Data records:

•••

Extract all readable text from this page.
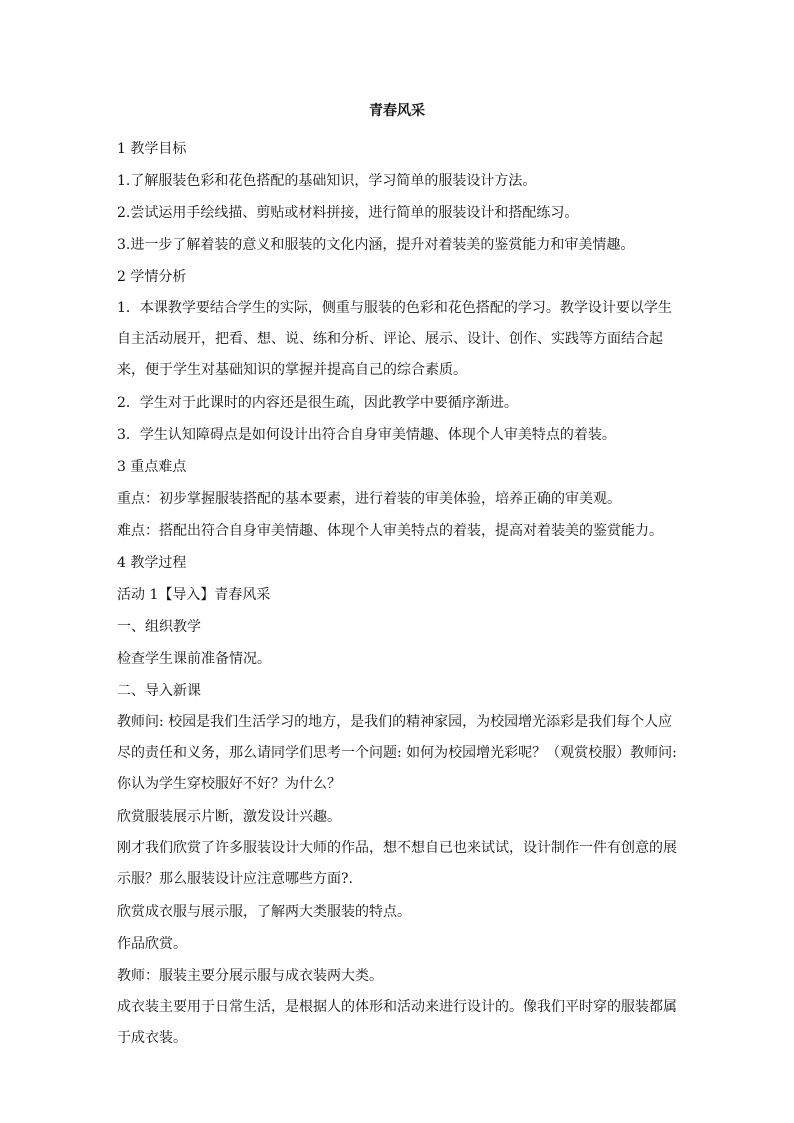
青春风采

1 教学目标

1.了解服装色彩和花色搭配的基础知识，学习简单的服装设计方法。

2.尝试运用手绘线描、剪贴或材料拼接，进行简单的服装设计和搭配练习。

3.进一步了解着装的意义和服装的文化内涵，提升对着装美的鉴赏能力和审美情趣。

2 学情分析

1．本课教学要结合学生的实际，侧重与服装的色彩和花色搭配的学习。教学设计要以学生自主活动展开，把看、想、说、练和分析、评论、展示、设计、创作、实践等方面结合起来，便于学生对基础知识的掌握并提高自己的综合素质。

2．学生对于此课时的内容还是很生疏，因此教学中要循序渐进。

3．学生认知障碍点是如何设计出符合自身审美情趣、体现个人审美特点的着装。

3 重点难点

重点：初步掌握服装搭配的基本要素，进行着装的审美体验，培养正确的审美观。

难点：搭配出符合自身审美情趣、体现个人审美特点的着装，提高对着装美的鉴赏能力。

4 教学过程

活动 1【导入】青春风采

一、组织教学

检查学生课前准备情况。

二、导入新课

教师问: 校园是我们生活学习的地方，是我们的精神家园，为校园增光添彩是我们每个人应尽的责任和义务，那么请同学们思考一个问题: 如何为校园增光彩呢？（观赏校服）教师问: 你认为学生穿校服好不好？为什么？

欣赏服装展示片断，激发设计兴趣。

刚才我们欣赏了许多服装设计大师的作品，想不想自已也来试试，设计制作一件有创意的展示服？那么服装设计应注意哪些方面?.

欣赏成衣服与展示服，了解两大类服装的特点。

作品欣赏。

教师：服装主要分展示服与成衣装两大类。

成衣装主要用于日常生活，是根据人的体形和活动来进行设计的。像我们平时穿的服装都属于成衣装。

•••

▸ Set exercise: Are you able to set down all the lines above exactly, without any pictures?

▸ Solution to the problem:
Extract all readable text from this page.
青春风采

1 教学目标

1.了解服装色彩和花色搭配的基础知识，学习简单的服装设计方法。

2.尝试运用手绘线描、剪贴或材料拼接，进行简单的服装设计和搭配练习。

3.进一步了解着装的意义和服装的文化内涵，提升对着装美的鉴赏能力和审美情趣。

2 学情分析

1．本课教学要结合学生的实际，侧重与服装的色彩和花色搭配的学习。教学设计要以学生自主活动展开，把看、想、说、练和分析、评论、展示、设计、创作、实践等方面结合起来，便于学生对基础知识的掌握并提高自己的综合素质。

2．学生对于此课时的内容还是很生疏，因此教学中要循序渐进。

3．学生认知障碍点是如何设计出符合自身审美情趣、体现个人审美特点的着装。

3 重点难点

重点：初步掌握服装搭配的基本要素，进行着装的审美体验，培养正确的审美观。

难点：搭配出符合自身审美情趣、体现个人审美特点的着装，提高对着装美的鉴赏能力。

4 教学过程

活动 1【导入】青春风采

一、组织教学

检查学生课前准备情况。

二、导入新课

教师问: 校园是我们生活学习的地方，是我们的精神家园，为校园增光添彩是我们每个人应尽的责任和义务，那么请同学们思考一个问题: 如何为校园增光彩呢？（观赏校服）教师问: 你认为学生穿校服好不好？为什么？

欣赏服装展示片断，激发设计兴趣。

刚才我们欣赏了许多服装设计大师的作品，想不想自已也来试试，设计制作一件有创意的展示服？那么服装设计应注意哪些方面?.

欣赏成衣服与展示服，了解两大类服装的特点。

作品欣赏。

教师：服装主要分展示服与成衣装两大类。

成衣装主要用于日常生活，是根据人的体形和活动来进行设计的。像我们平时穿的服装都属于成衣装。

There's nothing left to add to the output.